Request – Select all lines in the records that include "name".

Extracted information –
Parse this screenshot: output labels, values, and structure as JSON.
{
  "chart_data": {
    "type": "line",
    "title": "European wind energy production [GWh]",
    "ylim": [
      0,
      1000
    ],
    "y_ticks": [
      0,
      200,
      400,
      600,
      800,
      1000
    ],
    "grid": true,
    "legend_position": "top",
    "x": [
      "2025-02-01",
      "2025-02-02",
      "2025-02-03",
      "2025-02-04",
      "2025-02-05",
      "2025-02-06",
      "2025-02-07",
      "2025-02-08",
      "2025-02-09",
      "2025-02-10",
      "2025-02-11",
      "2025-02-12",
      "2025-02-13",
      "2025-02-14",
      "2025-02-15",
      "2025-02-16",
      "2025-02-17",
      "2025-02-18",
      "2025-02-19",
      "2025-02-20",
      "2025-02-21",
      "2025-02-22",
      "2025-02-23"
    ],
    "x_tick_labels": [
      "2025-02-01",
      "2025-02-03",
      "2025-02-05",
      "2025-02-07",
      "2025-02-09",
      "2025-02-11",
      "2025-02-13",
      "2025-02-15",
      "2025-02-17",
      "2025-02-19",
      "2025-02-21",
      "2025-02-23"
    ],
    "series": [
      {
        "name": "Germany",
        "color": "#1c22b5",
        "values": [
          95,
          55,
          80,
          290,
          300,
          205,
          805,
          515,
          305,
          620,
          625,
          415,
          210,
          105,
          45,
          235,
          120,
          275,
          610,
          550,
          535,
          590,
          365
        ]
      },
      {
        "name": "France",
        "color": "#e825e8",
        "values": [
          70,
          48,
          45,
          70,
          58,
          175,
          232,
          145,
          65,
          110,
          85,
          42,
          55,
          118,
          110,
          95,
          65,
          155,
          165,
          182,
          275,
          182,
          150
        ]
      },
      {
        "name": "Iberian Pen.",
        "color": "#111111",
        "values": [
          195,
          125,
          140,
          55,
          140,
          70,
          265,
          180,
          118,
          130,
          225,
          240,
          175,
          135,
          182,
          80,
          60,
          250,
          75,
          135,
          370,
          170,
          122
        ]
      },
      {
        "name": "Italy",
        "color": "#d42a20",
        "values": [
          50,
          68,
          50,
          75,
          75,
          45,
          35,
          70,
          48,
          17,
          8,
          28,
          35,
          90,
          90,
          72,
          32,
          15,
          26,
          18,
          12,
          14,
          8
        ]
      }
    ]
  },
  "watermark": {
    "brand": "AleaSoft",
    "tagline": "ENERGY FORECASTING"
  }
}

Written response –
        "name": "Germany",
        "name": "France",
        "name": "Iberian Pen.",
        "name": "Italy",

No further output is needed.